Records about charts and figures
>>>
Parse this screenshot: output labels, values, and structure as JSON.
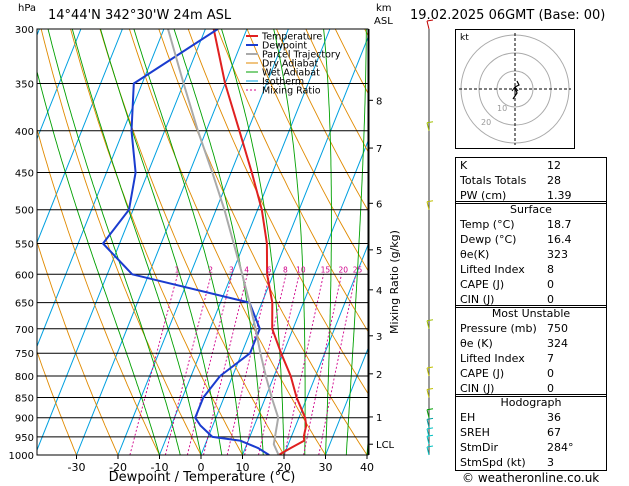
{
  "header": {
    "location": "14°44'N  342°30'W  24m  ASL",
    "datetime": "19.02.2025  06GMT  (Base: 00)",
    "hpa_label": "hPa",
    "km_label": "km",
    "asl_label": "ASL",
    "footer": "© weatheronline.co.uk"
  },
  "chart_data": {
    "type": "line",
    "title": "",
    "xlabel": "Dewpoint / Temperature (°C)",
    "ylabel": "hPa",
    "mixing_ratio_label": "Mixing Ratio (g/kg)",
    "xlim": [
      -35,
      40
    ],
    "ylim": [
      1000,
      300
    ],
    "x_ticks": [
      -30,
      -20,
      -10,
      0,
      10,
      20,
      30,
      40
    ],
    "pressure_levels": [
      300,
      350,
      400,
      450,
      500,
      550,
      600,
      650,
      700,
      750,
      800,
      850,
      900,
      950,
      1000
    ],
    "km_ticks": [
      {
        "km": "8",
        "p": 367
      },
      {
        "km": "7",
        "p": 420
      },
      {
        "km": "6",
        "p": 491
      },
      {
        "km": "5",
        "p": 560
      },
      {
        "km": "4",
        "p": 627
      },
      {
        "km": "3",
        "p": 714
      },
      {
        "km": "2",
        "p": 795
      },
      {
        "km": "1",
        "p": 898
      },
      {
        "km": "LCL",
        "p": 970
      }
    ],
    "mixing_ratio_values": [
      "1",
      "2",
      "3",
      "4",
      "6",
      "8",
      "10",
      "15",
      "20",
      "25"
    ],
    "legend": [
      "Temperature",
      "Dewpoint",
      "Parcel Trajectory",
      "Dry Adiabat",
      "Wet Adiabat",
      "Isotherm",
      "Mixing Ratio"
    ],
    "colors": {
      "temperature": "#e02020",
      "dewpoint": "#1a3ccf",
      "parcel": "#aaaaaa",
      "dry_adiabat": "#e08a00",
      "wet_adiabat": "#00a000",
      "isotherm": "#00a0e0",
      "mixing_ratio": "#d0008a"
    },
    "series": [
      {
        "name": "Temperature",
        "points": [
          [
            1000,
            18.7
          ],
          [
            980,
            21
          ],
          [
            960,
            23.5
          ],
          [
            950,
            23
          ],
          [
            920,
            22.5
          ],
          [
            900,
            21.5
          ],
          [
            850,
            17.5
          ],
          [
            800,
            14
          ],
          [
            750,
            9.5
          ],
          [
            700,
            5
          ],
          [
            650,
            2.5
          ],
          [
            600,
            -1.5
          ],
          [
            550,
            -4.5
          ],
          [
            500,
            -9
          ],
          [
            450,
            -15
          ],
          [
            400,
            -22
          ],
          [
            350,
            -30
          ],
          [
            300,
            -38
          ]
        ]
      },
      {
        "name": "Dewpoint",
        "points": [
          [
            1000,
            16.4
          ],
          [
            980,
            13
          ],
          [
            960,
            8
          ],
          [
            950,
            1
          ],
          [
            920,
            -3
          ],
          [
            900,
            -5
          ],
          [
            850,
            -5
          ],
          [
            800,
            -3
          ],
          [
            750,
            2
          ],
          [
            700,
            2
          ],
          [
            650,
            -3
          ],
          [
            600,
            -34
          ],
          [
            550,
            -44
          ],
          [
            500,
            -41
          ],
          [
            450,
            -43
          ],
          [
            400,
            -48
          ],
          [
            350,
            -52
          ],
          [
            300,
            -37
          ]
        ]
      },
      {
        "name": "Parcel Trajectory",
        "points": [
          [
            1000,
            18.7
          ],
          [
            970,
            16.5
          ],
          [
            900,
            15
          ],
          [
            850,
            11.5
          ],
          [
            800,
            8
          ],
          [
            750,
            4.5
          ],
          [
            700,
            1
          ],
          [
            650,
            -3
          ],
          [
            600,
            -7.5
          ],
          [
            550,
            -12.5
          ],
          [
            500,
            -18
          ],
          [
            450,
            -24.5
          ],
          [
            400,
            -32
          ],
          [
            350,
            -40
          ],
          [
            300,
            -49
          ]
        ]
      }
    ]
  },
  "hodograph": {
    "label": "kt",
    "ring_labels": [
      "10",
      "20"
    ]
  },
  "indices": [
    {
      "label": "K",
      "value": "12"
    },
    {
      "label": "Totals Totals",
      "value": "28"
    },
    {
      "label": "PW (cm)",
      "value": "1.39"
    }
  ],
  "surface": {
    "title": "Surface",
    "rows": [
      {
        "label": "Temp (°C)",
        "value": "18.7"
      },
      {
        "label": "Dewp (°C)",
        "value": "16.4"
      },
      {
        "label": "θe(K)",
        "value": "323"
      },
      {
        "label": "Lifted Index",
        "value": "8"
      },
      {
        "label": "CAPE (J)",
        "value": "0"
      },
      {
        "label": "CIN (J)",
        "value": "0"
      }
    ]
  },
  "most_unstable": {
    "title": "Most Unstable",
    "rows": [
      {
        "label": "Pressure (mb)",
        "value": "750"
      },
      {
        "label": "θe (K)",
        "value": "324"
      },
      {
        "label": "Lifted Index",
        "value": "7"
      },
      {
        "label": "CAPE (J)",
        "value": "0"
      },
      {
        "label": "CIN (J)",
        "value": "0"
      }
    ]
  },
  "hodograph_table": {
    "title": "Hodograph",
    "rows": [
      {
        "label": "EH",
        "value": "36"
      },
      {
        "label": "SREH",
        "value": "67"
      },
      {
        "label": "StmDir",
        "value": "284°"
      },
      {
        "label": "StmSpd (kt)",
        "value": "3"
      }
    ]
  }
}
<<<
>>>
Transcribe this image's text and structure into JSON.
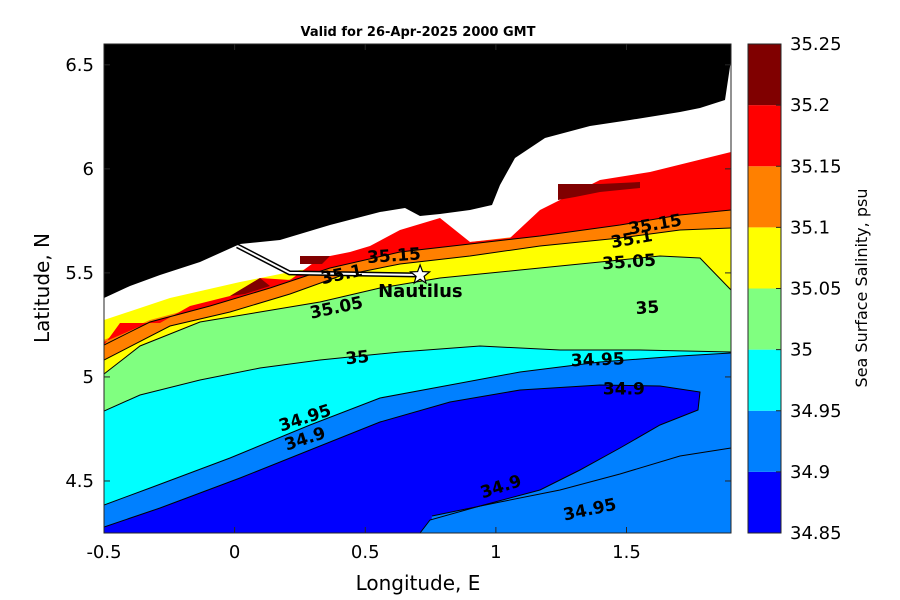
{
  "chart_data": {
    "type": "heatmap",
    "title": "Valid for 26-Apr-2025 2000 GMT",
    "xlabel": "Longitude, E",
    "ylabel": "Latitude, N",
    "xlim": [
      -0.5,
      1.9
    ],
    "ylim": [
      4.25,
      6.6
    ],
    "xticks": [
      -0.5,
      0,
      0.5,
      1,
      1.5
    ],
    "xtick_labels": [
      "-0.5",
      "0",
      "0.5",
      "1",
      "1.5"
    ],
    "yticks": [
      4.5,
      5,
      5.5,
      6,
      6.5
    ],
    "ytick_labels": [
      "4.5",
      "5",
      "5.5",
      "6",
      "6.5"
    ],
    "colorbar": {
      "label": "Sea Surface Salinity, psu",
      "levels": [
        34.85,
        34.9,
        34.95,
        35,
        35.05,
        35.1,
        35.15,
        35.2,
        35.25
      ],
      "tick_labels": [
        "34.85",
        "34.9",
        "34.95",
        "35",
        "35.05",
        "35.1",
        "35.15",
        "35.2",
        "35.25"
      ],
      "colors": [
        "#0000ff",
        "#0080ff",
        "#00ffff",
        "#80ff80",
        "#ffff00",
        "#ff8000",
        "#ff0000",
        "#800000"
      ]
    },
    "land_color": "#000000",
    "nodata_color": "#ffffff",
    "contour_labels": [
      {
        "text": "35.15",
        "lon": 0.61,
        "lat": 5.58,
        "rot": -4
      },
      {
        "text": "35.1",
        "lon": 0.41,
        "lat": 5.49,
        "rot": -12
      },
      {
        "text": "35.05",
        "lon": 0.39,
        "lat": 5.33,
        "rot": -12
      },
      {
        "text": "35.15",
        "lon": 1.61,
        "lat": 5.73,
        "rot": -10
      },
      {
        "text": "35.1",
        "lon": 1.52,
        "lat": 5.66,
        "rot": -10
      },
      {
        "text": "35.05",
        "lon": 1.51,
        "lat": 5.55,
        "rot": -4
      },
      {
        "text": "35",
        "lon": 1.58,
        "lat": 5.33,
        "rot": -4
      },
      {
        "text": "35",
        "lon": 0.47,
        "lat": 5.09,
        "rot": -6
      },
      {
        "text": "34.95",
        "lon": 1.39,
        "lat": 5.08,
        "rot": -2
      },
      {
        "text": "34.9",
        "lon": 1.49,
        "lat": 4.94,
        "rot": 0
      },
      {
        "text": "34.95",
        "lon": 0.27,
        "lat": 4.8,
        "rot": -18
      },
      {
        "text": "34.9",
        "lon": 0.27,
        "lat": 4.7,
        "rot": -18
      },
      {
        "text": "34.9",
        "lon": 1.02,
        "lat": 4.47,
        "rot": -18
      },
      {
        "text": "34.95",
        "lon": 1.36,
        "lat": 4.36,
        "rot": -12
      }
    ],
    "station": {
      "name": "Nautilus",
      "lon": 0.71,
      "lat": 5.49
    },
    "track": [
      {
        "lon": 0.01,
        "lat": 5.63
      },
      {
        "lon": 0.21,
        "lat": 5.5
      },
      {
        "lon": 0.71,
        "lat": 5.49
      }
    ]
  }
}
<<<
# EXERCISE GOAL
Search the preceding listing for the word "xlabel" and pull out every line that holds it.

# THE OUTPUT
    "xlabel": "Dewpoint / Temperature (°C)",
    "xlabel": "Longitude, E",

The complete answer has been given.